### PROVIDED RECORDS ###

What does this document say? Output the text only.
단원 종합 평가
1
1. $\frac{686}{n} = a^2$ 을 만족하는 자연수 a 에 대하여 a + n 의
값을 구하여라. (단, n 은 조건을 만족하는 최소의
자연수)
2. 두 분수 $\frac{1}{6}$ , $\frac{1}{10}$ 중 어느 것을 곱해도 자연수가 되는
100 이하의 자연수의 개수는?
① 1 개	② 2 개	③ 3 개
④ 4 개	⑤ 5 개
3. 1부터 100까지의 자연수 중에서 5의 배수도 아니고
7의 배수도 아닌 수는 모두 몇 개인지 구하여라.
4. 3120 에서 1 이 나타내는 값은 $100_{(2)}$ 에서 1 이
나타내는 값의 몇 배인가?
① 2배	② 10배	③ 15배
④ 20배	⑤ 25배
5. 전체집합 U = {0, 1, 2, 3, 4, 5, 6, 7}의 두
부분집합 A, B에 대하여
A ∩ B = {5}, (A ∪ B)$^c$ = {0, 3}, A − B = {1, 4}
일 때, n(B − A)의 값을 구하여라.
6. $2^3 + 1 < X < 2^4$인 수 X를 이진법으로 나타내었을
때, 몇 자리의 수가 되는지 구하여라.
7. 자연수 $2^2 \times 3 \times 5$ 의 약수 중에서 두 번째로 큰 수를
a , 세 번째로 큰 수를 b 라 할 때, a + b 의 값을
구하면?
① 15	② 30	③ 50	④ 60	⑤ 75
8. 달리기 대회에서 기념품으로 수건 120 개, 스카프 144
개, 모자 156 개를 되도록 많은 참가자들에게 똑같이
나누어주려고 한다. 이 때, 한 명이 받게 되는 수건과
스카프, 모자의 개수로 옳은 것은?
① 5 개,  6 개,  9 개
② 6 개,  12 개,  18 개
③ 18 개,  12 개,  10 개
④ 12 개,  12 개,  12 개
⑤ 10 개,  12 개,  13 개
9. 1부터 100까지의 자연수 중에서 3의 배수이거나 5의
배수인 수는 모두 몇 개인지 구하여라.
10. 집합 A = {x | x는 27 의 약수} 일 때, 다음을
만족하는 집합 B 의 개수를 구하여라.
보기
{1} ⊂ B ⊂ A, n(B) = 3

###

§ EXERCISE INSTRUCTIONS: Whenever "frac" turns up in a line, pick that line out.

§ ANSWER TO THIS TASK:
1. $\frac{686}{n} = a^2$ 을 만족하는 자연수 a 에 대하여 a + n 의
2. 두 분수 $\frac{1}{6}$ , $\frac{1}{10}$ 중 어느 것을 곱해도 자연수가 되는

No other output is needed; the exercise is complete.